Ein großer Tag im Gemeindeleben der Seelsorgeeinheit

Im Jahr 2010 feierten am 10. Oktober die Konstanzer Bodanrückgemeinden St. Peter und Paul/Litzelstetten-Mainau, St. Verena/Dettingen-Wallhausen und St. Nikolaus/Dingelsdorf-Oberdorf gemeinsam Pfarrfest. Anlass war das 40-jährige Priesterjubiläum des Leiters der drei Gemeinden Bernd Zimmermann, der in St. Augustin bei Bonn am 11. Oktober 1970 zum Priester geweiht wurde.

Die Feier begann festlich mit einer Eucharistiefeier des Pfarrers als Orchestermesse in der Kirche St. Peter und Paul in Konzelebration mit Erzbischof Raphael Cheenath, Orissa/Indien, Provinzial des Steyler Ordens und Generalvikar Michael Heinz, Santa Cruz/Bolivien, Geistlicher Rat Werner Florian, der die Festpredigt hielt, sowie den Priestern Bernhard Eichkorn, Vinzenz Schmid, Hans Buekers, Helmut Linse – auch Msgre. Emanuel Frey nahm teil – sowie den Diakonen Karl Wilhelm und Anton Frommknecht. Auch Pfarrer Dr. Christoph Ellsiepen von den evangelischen Gemeinden war unter den Gästen.

Über 100 Ministranten beeindruckten die zahlreichen Gäste. Erzieherinnen der drei Kindergärten, der Kleinen Gemeinde und der Kinderkirche feierten kindgemäß den Festgottesdienst in eigenem Raum und kamen beim Te Deum auf ihre Weise zum Gratulieren und um den Segen zu empfangen.

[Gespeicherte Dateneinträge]
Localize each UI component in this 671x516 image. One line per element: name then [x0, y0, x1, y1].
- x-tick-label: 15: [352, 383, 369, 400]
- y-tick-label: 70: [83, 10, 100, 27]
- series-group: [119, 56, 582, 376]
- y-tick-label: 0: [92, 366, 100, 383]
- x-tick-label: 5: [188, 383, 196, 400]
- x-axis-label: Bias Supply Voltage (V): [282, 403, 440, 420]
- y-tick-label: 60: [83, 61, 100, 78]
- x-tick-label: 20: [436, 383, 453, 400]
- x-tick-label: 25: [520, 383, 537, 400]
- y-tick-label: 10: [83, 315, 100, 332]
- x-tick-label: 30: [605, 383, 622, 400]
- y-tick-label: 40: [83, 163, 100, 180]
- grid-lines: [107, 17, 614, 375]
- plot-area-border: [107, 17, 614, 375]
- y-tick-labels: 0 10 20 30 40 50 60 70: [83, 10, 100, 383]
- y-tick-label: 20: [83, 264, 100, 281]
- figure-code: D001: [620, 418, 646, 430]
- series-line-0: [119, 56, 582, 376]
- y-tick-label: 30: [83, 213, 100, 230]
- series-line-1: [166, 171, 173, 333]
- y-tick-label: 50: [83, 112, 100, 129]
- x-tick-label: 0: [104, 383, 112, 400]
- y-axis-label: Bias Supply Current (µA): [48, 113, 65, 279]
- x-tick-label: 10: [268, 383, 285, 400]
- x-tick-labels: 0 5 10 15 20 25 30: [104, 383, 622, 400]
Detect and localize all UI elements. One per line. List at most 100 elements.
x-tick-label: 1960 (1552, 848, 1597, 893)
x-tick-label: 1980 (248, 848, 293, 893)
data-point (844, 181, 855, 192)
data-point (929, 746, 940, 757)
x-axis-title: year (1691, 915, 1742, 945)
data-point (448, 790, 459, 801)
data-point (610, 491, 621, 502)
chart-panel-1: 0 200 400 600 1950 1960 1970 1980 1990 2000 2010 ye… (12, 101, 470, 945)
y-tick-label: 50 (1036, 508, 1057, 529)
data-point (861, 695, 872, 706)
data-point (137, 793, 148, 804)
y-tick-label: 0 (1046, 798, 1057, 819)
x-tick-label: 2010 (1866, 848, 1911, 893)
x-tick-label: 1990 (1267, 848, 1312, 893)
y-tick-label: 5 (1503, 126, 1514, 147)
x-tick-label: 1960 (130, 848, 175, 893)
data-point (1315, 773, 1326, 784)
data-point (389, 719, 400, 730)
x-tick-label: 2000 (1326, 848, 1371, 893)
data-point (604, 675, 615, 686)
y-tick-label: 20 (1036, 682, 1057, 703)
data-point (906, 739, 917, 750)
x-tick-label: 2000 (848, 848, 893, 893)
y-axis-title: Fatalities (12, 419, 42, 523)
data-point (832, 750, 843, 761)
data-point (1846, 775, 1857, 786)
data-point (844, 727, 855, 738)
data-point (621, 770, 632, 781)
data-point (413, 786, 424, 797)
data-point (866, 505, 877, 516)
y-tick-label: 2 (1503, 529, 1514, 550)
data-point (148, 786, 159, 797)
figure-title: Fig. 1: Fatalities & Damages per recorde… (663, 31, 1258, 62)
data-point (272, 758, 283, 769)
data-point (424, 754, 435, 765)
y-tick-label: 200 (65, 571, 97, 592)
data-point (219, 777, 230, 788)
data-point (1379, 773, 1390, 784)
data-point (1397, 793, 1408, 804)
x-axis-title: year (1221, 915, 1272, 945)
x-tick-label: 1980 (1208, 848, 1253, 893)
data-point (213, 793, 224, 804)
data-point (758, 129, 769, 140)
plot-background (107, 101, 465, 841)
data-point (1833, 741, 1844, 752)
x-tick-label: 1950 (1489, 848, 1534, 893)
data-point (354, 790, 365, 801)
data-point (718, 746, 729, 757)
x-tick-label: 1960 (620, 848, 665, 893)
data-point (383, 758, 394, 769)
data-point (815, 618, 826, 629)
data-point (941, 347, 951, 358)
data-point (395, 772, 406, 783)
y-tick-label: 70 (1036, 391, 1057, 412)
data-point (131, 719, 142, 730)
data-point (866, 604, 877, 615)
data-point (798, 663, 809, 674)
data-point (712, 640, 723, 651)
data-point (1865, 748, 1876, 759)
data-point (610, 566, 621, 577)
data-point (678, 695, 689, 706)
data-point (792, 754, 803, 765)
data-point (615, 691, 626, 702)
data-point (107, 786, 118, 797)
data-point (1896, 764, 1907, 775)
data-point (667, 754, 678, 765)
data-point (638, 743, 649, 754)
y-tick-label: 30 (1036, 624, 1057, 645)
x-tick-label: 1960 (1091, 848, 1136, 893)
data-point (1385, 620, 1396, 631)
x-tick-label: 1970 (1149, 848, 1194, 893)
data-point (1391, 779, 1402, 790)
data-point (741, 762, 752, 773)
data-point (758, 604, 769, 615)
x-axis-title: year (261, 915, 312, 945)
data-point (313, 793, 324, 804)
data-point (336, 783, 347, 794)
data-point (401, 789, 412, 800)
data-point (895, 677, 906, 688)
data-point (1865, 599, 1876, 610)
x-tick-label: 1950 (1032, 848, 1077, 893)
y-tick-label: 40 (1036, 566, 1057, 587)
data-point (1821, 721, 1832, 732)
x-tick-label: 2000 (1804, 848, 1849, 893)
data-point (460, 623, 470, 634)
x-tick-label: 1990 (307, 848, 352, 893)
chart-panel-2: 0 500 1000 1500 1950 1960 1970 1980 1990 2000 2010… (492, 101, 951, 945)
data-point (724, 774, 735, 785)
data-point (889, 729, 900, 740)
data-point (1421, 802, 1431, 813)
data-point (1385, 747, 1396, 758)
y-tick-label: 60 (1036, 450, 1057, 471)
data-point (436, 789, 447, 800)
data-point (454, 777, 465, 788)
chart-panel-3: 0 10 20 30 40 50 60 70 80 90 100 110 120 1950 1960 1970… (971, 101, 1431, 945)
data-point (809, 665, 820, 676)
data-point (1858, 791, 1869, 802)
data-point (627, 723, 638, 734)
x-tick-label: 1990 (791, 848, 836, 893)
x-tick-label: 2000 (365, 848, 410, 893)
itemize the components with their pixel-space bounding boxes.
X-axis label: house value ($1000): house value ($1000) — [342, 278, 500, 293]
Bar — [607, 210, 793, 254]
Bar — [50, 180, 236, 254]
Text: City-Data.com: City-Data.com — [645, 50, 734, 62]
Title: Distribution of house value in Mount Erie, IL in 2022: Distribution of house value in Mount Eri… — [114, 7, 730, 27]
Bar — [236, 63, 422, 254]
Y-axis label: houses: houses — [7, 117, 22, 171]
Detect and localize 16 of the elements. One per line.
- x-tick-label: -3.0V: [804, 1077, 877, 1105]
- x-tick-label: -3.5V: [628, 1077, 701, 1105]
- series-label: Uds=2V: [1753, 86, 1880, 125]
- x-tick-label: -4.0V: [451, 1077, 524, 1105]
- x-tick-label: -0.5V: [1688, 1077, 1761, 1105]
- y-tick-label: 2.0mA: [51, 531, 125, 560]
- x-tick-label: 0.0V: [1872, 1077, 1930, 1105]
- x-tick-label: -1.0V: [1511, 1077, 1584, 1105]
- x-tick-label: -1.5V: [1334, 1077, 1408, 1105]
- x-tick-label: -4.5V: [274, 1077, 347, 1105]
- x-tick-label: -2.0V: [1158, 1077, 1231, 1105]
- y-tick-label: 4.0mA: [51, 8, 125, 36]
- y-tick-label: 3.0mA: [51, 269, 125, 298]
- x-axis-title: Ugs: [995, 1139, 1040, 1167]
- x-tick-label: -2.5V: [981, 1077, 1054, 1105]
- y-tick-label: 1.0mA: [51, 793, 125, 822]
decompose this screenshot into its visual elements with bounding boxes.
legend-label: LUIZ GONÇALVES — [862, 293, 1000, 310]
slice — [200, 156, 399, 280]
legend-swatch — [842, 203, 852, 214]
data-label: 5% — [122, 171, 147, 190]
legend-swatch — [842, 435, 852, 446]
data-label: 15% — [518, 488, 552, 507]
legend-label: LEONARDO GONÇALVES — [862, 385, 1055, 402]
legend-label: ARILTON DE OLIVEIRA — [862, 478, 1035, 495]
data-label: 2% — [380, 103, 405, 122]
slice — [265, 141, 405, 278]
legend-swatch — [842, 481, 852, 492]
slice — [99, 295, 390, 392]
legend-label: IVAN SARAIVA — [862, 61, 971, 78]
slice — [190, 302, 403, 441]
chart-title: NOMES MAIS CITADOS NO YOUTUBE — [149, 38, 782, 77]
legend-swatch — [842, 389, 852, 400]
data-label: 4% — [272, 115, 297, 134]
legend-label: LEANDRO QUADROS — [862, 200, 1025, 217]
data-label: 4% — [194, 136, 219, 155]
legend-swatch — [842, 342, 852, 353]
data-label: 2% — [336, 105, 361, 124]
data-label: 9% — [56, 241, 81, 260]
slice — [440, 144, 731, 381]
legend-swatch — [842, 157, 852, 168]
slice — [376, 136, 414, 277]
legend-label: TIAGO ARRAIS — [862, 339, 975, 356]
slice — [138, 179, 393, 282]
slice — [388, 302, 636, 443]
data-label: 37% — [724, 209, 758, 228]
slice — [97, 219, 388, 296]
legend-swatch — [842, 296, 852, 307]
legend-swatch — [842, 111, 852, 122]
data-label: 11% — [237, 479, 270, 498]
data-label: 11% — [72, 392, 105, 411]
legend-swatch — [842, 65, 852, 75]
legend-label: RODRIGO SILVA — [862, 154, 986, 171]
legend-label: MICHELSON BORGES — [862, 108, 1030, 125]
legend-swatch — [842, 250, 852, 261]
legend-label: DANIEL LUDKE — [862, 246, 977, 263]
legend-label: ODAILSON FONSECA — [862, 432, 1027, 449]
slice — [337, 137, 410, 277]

Arbeitsauftrag = Gib den Abschnitt aus dem Text über das Pfarrfest wortgetreu wieder, beginnend bei „Ein großer Tag“ und endend bei „Priester geweiht wurde.“. Das Material steht in keinem Zusammenhang mit dem Text über das Pfarrfest.

Fertige Lösung =
Ein großer Tag im Gemeindeleben der Seelsorgeeinheit

Im Jahr 2010 feierten am 10. Oktober die Konstanzer Bodanrückgemeinden St. Peter und Paul/Litzelstetten-Mainau, St. Verena/Dettingen-Wallhausen und St. Nikolaus/Dingelsdorf-Oberdorf gemeinsam Pfarrfest. Anlass war das 40-jährige Priesterjubiläum des Leiters der drei Gemeinden Bernd Zimmermann, der in St. Augustin bei Bonn am 11. Oktober 1970 zum Priester geweiht wurde.